• **EXERCISE**:
Which lines hold the string "Discord"? Copy every one of them.

Dataset records:
>> BEGIN
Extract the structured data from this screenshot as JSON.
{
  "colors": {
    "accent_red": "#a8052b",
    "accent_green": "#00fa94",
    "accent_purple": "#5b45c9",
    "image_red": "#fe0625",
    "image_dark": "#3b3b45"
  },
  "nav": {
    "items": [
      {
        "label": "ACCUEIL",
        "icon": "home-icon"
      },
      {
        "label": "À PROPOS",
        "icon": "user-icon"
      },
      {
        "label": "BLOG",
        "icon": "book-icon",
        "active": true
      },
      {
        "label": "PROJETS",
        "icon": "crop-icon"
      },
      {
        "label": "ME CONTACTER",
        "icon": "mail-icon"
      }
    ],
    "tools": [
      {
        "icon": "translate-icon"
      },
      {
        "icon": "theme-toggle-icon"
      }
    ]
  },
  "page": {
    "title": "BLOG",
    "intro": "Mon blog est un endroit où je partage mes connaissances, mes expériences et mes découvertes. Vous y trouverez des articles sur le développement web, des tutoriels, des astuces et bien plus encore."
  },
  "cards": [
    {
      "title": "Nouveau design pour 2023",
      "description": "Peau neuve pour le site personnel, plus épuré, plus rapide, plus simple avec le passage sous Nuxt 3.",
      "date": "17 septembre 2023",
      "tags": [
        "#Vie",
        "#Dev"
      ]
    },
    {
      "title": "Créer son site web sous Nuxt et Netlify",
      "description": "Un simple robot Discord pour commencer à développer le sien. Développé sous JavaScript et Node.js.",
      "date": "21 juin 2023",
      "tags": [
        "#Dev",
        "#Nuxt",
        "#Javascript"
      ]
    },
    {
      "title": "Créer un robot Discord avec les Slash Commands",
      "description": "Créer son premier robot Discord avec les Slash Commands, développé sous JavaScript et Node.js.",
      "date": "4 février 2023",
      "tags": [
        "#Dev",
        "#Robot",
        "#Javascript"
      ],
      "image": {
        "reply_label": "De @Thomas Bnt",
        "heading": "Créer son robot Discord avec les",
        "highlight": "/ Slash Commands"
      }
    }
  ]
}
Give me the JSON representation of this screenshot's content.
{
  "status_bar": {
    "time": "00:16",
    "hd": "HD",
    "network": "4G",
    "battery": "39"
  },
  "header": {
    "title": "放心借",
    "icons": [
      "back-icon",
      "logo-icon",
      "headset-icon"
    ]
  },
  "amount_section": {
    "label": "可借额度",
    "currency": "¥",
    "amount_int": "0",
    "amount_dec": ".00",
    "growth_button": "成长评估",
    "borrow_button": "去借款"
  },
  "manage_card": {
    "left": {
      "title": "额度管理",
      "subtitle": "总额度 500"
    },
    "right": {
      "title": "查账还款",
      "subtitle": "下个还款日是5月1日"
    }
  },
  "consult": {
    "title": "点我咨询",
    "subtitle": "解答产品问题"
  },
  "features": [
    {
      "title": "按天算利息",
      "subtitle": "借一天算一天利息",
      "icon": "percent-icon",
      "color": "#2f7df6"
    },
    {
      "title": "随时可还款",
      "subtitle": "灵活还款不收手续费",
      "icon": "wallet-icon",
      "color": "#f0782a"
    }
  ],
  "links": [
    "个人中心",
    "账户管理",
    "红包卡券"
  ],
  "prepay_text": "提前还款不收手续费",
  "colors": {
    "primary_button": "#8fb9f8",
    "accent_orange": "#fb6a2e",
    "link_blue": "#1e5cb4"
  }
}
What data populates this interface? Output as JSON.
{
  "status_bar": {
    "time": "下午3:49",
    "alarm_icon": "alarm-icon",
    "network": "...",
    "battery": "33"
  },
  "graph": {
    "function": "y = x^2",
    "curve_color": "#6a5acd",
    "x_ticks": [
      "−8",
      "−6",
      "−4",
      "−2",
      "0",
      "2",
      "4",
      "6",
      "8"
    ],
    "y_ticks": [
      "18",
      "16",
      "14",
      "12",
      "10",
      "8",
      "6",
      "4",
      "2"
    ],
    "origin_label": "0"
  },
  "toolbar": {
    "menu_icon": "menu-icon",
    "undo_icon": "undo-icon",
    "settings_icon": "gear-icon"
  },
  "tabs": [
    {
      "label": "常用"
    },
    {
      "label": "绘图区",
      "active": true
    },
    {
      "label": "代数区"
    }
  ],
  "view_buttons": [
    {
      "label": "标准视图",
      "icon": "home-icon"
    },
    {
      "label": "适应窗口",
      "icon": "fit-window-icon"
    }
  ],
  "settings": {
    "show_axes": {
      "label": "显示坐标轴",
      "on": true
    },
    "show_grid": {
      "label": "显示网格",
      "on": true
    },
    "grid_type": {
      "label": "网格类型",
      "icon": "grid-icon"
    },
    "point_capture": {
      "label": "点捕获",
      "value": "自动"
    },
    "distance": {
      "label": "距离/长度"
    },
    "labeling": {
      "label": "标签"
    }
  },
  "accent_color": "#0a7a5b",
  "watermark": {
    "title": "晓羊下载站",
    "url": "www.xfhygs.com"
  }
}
>> END
• **OUTPUT OF THE EXERCISE**:
      "description": "Un simple robot Discord pour commencer à développer le sien. Développé sous JavaScript et Node.js.",
      "title": "Créer un robot Discord avec les Slash Commands",
      "description": "Créer son premier robot Discord avec les Slash Commands, développé sous JavaScript et Node.js.",
        "heading": "Créer son robot Discord avec les",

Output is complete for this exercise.